## Exercise
Wherever the word "플레이어" appears in the entries, copy the whole line.

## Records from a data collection

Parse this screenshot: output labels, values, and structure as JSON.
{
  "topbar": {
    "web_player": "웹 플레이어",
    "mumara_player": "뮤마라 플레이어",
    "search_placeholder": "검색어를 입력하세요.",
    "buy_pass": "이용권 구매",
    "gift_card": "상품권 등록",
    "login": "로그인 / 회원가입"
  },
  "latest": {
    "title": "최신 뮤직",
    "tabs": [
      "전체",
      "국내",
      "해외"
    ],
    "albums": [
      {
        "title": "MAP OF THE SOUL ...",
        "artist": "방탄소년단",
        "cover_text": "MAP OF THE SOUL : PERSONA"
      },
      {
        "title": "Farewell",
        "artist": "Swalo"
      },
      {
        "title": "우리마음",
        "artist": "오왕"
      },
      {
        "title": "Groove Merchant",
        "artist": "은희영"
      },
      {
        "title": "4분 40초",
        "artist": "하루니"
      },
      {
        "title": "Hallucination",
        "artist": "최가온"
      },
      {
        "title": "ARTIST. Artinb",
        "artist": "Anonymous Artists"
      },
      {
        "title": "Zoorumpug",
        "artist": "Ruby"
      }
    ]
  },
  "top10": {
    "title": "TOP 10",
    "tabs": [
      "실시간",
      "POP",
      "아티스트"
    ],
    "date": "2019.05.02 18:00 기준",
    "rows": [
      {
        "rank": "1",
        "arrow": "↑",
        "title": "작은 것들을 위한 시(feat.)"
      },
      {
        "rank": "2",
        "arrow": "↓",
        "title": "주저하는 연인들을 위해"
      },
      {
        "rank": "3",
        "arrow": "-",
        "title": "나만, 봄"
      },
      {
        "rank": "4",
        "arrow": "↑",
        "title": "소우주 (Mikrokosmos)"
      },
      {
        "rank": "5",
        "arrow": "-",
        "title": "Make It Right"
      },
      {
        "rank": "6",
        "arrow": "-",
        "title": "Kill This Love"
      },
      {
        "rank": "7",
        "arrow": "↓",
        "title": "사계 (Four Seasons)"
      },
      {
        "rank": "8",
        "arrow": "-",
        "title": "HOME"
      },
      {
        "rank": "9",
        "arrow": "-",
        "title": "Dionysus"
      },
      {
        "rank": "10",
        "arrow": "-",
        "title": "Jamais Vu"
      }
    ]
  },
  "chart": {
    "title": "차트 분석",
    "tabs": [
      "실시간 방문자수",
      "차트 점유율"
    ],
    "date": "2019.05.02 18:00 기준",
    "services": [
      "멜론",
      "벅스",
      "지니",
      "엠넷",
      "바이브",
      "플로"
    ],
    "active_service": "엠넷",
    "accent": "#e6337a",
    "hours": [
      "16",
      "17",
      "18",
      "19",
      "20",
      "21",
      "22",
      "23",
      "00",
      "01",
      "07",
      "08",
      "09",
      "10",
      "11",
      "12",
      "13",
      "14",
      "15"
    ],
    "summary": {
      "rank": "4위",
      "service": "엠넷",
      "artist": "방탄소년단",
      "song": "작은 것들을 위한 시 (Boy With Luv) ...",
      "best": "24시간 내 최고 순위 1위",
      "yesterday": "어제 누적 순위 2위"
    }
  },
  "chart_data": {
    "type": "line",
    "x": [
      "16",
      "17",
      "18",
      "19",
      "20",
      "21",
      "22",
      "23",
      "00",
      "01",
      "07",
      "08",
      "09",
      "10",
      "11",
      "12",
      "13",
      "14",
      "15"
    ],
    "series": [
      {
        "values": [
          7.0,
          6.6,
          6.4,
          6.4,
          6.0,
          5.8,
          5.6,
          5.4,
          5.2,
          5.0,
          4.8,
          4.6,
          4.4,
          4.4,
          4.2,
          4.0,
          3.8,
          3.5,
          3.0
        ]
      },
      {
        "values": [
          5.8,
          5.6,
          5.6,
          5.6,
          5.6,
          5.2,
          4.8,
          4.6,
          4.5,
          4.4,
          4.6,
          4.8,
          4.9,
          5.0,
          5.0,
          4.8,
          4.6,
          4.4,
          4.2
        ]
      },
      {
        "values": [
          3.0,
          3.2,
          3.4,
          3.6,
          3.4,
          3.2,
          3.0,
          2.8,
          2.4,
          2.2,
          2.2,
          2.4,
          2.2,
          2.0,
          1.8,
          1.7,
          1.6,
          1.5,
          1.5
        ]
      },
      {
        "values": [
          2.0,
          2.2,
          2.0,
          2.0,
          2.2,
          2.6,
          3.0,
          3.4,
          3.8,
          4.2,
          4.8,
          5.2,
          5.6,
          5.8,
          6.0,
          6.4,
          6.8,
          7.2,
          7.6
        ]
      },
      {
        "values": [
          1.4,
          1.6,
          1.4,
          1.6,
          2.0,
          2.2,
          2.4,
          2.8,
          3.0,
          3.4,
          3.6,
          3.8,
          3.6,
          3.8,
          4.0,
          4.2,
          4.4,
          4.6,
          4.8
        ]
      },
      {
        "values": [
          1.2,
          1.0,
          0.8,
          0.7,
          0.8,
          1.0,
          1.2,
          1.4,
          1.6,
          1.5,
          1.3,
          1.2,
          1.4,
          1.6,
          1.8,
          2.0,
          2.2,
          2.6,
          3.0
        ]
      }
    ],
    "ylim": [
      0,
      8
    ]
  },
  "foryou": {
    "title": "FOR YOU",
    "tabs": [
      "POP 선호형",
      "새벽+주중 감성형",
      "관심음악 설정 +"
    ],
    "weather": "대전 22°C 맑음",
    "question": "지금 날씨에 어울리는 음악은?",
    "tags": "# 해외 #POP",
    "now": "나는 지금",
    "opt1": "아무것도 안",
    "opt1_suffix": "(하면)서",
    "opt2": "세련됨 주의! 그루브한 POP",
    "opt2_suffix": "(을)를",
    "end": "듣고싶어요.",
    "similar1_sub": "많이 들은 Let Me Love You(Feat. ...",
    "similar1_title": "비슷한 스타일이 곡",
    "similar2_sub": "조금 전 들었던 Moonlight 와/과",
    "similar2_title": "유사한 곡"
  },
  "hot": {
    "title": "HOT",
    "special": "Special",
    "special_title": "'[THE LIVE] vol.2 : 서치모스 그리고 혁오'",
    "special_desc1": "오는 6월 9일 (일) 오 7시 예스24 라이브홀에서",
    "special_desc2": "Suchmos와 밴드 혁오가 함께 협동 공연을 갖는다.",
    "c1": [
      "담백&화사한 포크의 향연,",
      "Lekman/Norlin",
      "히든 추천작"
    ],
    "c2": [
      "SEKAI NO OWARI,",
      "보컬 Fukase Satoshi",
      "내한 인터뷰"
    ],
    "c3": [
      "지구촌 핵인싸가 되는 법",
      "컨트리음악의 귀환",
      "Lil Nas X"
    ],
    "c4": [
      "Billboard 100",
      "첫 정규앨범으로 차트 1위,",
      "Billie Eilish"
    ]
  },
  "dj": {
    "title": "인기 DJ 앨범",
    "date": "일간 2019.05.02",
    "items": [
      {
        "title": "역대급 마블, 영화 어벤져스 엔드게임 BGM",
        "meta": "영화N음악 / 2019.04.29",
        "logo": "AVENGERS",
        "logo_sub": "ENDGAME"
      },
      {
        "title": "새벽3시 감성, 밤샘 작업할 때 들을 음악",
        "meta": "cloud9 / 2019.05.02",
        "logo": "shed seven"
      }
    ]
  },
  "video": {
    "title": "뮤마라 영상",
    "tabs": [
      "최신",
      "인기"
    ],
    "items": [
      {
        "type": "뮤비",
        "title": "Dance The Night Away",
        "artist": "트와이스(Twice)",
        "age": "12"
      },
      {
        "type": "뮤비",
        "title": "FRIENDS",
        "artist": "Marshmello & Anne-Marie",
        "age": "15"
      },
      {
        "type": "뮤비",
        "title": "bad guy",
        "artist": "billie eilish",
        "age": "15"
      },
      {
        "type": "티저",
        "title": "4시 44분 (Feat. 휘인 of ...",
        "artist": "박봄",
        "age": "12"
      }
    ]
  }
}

## Written solution
    "web_player": "웹 플레이어",
    "mumara_player": "뮤마라 플레이어",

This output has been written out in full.